(Figure data in JSON)
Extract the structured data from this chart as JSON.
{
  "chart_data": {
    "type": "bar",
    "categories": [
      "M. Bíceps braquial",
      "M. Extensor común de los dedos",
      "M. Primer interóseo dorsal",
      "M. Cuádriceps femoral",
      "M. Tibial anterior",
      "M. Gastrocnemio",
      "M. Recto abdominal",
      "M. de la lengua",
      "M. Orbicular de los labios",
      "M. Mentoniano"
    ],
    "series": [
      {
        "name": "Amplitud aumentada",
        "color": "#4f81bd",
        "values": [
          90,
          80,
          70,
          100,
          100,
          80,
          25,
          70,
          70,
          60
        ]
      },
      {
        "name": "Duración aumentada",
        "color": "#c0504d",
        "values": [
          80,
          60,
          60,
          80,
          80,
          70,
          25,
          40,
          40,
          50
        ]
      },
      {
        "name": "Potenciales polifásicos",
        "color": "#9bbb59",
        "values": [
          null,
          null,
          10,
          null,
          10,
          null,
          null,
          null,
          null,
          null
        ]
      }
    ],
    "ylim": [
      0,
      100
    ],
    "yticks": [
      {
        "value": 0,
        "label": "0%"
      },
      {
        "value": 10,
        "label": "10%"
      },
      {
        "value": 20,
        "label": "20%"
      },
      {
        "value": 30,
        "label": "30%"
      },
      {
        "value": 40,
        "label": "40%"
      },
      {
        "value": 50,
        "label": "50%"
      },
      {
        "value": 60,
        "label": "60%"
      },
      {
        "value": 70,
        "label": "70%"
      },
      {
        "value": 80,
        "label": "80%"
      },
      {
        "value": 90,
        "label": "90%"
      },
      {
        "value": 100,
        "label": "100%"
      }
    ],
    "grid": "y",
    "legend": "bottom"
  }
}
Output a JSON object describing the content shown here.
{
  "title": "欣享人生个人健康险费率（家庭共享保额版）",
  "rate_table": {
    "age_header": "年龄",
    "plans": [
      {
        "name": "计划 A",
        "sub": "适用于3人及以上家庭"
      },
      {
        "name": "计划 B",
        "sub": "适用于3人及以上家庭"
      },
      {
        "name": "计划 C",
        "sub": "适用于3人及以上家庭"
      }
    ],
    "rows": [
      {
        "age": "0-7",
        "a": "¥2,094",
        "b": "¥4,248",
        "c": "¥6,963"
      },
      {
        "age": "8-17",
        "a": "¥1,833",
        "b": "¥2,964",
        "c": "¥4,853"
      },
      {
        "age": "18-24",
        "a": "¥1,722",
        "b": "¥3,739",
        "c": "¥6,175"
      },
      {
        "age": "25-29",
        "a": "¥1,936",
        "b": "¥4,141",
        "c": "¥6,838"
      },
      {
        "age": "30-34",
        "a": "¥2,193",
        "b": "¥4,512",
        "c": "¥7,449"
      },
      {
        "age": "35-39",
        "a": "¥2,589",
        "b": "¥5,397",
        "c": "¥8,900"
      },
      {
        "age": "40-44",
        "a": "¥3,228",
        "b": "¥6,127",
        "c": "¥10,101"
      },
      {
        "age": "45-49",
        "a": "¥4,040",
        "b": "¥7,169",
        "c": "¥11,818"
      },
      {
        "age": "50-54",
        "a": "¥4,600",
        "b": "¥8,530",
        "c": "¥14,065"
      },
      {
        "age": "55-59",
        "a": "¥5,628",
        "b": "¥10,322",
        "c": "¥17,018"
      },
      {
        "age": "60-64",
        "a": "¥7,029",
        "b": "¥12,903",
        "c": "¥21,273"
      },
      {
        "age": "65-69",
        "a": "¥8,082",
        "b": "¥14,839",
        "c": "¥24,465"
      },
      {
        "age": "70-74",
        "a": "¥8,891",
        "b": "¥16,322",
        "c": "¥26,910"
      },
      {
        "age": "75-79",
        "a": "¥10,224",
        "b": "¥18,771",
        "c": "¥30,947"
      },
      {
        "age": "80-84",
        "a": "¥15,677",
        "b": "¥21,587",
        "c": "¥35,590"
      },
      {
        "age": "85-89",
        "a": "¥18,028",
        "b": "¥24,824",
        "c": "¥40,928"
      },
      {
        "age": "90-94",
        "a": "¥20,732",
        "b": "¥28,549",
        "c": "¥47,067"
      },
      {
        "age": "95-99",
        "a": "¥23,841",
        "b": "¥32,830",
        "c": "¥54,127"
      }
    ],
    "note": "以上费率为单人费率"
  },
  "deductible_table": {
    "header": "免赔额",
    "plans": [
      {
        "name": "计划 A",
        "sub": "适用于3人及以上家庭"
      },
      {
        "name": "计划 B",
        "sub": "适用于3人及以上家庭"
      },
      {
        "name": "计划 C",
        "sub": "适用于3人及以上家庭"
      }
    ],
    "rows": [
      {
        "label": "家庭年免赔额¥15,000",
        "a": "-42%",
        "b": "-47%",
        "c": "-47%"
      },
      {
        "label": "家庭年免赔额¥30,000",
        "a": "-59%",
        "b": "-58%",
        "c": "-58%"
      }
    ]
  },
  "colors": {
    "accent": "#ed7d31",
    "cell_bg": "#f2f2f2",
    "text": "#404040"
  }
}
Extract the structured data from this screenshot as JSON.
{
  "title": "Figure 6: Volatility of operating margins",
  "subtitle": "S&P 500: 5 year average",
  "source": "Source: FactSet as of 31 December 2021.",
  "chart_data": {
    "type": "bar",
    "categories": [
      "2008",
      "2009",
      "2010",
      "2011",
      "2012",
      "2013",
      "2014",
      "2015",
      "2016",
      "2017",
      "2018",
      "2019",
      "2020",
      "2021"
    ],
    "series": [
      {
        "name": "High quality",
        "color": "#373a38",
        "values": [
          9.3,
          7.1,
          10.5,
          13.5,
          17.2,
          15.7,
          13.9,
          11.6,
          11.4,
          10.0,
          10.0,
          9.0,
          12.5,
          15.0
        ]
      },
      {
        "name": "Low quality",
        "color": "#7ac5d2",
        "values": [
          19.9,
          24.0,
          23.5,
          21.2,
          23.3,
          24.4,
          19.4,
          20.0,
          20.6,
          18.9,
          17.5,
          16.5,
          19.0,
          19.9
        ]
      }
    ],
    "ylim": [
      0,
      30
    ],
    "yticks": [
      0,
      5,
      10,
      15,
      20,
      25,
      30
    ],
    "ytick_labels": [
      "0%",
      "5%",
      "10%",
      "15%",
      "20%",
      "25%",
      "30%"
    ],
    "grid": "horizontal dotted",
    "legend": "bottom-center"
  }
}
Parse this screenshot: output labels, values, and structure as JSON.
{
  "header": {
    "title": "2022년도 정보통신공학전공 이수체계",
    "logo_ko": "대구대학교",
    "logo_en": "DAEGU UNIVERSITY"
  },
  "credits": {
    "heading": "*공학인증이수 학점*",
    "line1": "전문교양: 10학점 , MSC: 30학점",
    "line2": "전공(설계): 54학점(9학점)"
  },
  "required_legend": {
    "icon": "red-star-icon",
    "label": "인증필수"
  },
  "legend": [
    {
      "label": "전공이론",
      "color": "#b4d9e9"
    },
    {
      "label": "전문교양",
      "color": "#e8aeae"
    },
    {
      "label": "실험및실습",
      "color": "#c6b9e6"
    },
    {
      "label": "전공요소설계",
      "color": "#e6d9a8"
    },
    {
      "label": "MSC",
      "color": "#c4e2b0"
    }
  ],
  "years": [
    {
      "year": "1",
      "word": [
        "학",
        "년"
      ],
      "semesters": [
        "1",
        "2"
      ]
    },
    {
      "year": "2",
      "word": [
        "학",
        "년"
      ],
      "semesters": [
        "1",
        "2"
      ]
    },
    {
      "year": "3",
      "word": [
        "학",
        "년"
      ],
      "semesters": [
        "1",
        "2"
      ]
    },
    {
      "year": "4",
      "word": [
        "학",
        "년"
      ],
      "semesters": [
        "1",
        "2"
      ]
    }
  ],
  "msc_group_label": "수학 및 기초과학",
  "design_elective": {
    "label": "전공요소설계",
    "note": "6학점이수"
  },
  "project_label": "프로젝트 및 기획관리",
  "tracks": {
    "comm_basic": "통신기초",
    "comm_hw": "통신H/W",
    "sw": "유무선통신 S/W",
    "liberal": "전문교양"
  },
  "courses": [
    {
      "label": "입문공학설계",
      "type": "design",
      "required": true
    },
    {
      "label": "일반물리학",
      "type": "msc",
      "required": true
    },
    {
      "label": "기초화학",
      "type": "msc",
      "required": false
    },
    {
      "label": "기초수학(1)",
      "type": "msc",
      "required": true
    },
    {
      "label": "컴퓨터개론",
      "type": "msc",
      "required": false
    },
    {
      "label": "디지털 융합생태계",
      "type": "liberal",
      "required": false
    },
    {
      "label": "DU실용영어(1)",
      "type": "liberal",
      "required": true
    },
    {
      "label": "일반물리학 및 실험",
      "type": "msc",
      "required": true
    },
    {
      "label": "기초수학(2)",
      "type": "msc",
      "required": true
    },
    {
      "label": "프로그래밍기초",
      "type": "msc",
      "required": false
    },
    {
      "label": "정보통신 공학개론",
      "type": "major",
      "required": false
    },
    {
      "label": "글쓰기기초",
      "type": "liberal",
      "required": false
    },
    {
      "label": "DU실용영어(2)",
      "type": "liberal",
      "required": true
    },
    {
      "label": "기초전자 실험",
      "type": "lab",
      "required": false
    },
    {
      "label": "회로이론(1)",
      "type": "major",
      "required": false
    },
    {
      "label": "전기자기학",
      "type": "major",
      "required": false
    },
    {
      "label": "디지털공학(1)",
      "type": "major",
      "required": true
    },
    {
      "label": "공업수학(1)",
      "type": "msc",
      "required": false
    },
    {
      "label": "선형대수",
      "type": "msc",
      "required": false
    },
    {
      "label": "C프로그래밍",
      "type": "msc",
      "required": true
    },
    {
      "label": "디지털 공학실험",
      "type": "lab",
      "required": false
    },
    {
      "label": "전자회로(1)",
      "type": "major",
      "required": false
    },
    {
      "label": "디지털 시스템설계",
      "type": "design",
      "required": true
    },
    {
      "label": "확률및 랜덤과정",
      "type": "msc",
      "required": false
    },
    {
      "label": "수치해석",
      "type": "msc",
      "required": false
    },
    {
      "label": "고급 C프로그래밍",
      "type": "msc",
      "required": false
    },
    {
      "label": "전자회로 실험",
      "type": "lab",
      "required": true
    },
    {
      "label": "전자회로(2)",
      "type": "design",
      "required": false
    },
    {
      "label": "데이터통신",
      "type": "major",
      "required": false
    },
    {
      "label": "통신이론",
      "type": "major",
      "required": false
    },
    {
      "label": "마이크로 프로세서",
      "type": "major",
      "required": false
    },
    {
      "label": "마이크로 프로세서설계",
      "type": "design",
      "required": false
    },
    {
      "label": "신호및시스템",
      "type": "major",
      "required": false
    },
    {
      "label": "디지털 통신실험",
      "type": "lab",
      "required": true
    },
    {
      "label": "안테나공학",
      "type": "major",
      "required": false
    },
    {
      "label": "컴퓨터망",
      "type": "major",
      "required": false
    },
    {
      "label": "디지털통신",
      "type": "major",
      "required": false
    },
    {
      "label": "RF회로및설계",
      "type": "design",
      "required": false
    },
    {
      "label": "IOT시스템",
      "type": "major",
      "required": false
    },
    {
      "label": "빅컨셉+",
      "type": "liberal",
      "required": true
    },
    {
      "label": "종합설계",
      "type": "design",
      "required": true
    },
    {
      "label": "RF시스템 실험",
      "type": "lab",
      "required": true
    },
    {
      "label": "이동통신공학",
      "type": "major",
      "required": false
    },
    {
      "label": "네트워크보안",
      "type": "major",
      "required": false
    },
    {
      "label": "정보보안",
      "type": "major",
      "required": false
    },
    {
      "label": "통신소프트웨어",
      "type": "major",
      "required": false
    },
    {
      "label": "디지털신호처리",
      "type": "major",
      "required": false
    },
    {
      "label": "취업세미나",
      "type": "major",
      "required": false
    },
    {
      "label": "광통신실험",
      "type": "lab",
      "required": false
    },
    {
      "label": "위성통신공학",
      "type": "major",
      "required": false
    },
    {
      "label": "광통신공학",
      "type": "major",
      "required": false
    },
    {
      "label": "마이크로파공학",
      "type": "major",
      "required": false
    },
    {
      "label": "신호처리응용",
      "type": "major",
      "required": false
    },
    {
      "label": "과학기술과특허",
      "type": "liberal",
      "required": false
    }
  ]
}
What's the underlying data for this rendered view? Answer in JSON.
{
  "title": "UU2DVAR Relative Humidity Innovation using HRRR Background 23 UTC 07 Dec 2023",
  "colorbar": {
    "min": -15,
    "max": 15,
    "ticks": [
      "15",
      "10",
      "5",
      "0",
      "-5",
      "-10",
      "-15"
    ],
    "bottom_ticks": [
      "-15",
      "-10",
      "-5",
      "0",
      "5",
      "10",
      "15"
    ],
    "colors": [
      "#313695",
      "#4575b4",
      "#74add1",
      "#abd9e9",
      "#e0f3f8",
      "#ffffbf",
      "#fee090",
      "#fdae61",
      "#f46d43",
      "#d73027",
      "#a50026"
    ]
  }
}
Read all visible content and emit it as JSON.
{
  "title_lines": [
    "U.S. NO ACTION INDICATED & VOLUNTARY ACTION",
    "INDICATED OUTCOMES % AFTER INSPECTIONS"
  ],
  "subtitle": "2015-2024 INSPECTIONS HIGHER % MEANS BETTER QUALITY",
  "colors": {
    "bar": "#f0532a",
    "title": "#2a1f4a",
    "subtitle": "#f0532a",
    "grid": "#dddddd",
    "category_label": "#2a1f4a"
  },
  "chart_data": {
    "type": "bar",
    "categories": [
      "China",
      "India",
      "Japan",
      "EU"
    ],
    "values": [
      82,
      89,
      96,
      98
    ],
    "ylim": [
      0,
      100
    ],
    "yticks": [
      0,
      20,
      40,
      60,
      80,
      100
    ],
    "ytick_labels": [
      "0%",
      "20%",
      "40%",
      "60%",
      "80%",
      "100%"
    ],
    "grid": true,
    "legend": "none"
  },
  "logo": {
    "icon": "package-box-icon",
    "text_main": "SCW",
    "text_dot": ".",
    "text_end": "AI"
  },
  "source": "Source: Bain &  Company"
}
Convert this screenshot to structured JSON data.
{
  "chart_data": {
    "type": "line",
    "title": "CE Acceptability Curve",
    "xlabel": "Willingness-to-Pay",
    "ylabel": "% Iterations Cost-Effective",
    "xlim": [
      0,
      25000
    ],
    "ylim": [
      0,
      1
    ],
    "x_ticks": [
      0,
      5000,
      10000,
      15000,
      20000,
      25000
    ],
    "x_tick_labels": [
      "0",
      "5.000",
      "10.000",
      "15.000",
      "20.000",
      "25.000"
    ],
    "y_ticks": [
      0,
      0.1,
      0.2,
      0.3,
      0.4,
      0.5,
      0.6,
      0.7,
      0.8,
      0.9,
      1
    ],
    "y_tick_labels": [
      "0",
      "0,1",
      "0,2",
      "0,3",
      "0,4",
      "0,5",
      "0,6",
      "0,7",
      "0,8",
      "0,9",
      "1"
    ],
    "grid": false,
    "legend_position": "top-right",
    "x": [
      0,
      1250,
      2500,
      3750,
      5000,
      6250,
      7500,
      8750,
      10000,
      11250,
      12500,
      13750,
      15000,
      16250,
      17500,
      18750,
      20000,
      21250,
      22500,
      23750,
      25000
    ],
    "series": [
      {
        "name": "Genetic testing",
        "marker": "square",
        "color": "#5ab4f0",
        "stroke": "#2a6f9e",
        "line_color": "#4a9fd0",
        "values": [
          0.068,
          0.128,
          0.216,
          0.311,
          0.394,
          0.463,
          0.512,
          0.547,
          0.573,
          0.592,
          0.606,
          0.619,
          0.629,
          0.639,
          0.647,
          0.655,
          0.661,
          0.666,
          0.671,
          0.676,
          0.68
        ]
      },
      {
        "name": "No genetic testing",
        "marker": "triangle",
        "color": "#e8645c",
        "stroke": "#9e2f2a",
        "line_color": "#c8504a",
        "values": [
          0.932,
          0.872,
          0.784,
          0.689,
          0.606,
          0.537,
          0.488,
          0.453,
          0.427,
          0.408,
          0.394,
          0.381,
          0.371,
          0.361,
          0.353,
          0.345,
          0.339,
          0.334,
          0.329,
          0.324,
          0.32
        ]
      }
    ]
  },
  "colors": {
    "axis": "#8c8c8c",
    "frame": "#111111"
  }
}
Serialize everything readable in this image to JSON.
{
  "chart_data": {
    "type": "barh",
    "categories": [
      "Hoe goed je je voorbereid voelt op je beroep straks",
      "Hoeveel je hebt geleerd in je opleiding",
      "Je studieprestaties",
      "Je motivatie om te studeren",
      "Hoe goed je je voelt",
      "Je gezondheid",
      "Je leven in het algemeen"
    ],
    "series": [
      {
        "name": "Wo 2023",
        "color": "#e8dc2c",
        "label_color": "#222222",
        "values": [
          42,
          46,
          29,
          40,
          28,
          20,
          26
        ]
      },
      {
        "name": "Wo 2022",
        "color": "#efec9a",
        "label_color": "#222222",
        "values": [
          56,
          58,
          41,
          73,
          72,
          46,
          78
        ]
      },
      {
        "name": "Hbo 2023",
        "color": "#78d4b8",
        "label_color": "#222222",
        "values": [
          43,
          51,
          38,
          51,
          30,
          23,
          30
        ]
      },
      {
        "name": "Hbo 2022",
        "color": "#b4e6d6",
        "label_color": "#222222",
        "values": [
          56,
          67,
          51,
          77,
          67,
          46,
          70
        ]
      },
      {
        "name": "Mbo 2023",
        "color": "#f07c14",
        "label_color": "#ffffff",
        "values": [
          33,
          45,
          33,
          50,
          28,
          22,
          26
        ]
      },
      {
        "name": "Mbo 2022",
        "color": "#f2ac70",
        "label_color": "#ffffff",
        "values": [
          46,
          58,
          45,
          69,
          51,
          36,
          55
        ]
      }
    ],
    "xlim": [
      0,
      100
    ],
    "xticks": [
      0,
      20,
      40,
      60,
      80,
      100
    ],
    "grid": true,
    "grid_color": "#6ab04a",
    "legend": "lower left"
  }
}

* _Description of the task_: Gather from the entries above all lines that include the string "Extract".

* _Task solution_:
Extract the structured data from this chart as JSON.
Extract the structured data from this screenshot as JSON.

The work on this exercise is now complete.